## Your task
Your answer should be a single number: the count of lines in the material below that hold "capacity".

--- begin Listed entries ---

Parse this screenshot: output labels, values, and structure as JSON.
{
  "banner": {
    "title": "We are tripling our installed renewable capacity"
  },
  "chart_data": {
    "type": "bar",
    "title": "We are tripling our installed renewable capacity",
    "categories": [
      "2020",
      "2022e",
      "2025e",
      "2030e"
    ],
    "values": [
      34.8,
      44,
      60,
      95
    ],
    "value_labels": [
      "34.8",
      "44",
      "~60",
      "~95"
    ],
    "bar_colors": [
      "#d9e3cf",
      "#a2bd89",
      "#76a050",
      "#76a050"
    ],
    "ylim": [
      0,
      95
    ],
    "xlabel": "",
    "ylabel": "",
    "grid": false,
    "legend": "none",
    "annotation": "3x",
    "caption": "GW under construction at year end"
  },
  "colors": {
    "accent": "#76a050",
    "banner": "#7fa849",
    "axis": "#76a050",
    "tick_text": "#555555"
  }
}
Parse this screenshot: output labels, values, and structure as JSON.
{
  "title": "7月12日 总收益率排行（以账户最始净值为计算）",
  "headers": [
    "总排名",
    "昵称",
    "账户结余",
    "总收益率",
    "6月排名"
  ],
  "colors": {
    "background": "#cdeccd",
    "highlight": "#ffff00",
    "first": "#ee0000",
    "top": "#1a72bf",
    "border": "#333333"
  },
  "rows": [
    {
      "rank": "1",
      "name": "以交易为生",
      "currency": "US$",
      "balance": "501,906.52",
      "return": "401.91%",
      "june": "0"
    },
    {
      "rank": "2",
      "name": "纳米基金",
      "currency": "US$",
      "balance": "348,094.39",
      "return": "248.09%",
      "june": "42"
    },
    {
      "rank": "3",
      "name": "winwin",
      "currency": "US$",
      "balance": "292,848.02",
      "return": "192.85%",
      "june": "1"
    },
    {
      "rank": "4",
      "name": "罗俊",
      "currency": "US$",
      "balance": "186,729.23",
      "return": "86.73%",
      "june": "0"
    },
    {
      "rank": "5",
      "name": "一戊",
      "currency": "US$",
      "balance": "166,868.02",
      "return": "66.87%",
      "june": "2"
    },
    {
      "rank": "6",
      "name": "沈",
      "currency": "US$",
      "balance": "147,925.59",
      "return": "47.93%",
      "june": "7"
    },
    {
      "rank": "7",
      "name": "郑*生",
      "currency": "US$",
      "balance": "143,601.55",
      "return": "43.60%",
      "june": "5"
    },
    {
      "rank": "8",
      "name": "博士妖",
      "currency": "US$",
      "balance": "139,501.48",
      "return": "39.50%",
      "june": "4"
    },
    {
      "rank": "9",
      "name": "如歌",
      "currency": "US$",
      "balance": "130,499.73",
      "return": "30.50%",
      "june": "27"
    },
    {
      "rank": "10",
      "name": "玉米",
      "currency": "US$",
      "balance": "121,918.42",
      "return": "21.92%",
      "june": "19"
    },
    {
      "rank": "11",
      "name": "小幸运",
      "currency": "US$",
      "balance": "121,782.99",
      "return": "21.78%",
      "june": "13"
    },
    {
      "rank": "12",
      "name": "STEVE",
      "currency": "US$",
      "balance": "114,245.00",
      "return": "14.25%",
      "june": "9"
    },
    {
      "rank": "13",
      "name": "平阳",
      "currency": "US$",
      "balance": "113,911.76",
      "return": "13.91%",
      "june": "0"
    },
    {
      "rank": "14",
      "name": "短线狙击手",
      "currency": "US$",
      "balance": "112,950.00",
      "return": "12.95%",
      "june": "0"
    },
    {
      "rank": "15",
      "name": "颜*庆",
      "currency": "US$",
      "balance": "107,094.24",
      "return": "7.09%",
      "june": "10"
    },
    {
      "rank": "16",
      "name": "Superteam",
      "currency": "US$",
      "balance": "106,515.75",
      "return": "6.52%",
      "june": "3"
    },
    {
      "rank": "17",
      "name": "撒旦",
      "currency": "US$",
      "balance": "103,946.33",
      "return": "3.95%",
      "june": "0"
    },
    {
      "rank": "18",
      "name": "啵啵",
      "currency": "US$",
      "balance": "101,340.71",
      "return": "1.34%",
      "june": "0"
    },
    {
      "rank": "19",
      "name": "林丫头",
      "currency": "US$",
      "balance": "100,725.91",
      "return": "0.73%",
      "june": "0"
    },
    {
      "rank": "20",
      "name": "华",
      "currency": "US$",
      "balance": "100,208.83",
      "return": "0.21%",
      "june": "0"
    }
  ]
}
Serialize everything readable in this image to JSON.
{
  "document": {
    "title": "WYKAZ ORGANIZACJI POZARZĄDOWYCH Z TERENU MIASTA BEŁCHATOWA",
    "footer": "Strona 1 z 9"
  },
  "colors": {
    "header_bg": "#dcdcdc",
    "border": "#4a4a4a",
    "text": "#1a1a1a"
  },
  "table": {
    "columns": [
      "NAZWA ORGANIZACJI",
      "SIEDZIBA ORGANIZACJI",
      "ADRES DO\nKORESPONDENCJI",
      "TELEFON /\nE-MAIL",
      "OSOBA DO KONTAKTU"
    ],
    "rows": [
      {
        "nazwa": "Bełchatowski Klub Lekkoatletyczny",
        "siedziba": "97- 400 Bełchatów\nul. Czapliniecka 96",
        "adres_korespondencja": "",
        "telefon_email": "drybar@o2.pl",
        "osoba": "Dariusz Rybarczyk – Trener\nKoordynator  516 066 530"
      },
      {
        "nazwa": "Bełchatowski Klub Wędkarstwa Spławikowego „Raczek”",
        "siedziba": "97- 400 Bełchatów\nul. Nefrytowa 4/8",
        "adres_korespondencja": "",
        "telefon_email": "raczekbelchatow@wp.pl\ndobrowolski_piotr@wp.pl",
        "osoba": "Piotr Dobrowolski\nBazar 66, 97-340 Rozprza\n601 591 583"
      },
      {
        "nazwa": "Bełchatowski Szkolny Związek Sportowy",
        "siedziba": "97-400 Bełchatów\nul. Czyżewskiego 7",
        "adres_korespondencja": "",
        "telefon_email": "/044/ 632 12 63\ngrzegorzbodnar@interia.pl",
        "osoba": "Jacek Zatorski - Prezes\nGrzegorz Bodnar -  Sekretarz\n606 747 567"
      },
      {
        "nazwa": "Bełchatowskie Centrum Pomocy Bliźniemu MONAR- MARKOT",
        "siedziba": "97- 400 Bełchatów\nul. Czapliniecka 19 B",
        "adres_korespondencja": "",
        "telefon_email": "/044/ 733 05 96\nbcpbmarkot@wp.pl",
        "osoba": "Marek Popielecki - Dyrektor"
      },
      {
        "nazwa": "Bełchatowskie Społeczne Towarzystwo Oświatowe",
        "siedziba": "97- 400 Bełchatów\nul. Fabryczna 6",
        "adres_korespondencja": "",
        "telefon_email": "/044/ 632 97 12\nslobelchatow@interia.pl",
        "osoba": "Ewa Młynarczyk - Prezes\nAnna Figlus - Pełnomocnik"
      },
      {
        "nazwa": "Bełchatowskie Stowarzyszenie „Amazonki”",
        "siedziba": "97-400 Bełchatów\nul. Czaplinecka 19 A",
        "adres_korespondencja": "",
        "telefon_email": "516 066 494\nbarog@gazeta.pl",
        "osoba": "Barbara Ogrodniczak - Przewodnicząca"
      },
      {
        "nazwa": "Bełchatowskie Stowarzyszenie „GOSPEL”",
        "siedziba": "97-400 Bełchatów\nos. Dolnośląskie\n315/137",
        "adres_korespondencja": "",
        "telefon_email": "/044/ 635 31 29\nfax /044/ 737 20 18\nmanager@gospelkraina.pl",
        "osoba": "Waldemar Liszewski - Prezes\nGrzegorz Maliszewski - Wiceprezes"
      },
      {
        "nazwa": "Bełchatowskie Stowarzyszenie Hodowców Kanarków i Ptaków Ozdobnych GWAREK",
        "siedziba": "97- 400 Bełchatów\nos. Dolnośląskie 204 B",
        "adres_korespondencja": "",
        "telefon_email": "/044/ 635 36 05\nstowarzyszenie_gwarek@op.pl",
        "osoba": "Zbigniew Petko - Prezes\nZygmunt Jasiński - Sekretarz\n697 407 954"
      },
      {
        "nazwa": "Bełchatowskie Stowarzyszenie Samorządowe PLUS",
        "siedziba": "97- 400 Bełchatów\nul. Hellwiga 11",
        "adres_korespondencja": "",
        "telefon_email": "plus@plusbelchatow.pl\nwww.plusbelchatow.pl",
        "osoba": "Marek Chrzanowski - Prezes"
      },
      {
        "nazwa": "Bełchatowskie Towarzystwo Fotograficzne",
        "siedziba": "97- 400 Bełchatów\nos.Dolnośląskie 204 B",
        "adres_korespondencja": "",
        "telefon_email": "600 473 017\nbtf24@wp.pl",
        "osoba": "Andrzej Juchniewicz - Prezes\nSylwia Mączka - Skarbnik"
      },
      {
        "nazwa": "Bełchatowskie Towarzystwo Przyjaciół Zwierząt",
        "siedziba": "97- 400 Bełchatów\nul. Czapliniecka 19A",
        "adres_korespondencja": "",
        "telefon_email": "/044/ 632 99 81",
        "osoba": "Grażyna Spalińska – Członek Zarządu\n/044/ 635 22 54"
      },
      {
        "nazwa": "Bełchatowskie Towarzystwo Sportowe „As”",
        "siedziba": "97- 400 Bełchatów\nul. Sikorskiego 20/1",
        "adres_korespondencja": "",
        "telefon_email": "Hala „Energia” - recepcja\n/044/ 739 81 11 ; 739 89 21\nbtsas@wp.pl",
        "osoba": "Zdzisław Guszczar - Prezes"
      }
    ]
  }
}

--- end Listed entries ---

## Reply
2